Task requirements:
Track down every line below that holds "taches" and copy it.

__________________________________________________

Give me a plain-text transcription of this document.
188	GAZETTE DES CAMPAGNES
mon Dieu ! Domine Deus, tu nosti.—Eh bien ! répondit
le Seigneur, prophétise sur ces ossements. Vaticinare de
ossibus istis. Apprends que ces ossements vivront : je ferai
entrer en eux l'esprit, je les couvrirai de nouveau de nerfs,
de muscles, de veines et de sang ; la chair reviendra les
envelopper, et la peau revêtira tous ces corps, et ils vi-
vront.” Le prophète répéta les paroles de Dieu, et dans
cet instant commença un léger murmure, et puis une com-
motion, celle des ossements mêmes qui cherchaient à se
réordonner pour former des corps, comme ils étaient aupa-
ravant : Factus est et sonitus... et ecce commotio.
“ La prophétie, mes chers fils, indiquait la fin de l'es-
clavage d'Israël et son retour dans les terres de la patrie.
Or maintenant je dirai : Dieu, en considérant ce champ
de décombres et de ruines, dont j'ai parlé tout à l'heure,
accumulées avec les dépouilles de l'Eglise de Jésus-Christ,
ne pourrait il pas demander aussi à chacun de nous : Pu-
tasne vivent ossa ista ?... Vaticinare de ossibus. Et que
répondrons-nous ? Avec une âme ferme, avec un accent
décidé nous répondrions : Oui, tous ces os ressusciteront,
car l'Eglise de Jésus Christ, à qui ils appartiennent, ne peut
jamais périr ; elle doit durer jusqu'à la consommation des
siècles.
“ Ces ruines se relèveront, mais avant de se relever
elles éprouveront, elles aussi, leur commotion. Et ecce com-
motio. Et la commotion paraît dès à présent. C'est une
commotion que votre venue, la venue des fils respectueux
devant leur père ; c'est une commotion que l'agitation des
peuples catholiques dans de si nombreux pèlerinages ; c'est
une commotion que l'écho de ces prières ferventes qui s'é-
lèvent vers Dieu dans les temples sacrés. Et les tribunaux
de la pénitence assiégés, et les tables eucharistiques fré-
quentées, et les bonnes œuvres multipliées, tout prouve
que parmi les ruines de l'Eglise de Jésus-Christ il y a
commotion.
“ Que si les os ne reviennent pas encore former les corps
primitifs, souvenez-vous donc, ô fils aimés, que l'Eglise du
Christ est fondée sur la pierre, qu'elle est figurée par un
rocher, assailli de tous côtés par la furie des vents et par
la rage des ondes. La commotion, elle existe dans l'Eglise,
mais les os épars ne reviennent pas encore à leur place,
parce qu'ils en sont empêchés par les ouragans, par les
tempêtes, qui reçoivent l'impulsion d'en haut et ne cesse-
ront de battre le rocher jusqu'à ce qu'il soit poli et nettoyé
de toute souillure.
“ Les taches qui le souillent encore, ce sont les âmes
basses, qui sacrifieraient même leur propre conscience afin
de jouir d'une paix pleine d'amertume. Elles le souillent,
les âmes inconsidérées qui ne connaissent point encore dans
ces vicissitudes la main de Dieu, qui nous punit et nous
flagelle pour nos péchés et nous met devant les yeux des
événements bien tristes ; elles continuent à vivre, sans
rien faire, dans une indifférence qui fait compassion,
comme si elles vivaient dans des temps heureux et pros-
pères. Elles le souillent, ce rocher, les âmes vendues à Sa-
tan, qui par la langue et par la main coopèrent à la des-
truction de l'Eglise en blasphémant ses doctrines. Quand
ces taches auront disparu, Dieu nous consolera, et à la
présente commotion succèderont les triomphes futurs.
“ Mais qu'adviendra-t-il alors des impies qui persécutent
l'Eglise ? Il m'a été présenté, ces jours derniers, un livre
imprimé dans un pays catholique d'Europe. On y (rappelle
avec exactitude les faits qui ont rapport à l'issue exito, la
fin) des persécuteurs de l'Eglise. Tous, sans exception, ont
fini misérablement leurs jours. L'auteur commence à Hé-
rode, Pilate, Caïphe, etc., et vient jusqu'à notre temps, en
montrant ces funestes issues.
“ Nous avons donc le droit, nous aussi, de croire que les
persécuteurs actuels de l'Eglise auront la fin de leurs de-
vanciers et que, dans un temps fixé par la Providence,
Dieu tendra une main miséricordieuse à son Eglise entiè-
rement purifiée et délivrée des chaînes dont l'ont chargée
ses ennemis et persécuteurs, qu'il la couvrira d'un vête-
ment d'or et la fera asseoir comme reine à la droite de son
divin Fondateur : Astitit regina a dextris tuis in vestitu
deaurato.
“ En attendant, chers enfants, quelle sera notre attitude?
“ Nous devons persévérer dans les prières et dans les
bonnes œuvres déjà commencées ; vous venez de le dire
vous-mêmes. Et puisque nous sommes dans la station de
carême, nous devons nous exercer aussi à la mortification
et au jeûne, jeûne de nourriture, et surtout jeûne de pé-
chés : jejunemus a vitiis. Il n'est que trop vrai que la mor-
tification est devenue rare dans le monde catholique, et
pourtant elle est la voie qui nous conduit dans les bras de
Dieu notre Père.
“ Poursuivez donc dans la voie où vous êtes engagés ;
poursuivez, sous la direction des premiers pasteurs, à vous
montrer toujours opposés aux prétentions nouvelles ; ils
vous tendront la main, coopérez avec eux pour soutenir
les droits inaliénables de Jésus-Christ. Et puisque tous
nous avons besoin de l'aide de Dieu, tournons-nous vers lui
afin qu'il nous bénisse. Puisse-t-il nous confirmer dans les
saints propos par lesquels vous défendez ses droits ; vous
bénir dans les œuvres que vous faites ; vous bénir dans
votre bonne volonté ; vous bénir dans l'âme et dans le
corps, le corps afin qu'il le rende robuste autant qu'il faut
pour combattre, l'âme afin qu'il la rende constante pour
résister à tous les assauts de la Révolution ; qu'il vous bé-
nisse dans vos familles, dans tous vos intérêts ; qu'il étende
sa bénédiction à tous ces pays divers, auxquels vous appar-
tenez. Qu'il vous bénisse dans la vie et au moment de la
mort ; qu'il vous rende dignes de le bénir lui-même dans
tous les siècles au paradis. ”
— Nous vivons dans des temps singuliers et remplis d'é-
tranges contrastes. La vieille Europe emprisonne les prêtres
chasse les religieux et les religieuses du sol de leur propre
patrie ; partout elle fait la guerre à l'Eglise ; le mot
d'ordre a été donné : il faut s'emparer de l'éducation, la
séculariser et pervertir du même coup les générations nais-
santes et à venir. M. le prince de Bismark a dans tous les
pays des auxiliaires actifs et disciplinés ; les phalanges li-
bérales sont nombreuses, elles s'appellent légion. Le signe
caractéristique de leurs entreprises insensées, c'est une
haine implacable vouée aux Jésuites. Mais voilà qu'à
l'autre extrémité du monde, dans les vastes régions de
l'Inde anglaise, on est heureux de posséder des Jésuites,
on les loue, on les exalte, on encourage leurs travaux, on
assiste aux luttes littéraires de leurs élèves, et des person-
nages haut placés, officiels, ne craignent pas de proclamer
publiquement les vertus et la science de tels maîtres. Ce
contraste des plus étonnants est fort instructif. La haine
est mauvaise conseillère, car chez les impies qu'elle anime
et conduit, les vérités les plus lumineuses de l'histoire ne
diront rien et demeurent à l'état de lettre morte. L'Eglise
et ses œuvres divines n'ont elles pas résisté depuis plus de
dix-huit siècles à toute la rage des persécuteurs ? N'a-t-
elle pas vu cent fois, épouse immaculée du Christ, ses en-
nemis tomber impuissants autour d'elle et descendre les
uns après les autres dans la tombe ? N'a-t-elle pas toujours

__________________________________________________

Finished exercise:
“ Les taches qui le souillent encore, ce sont les âmes
ces taches auront disparu, Dieu nous consolera, et à la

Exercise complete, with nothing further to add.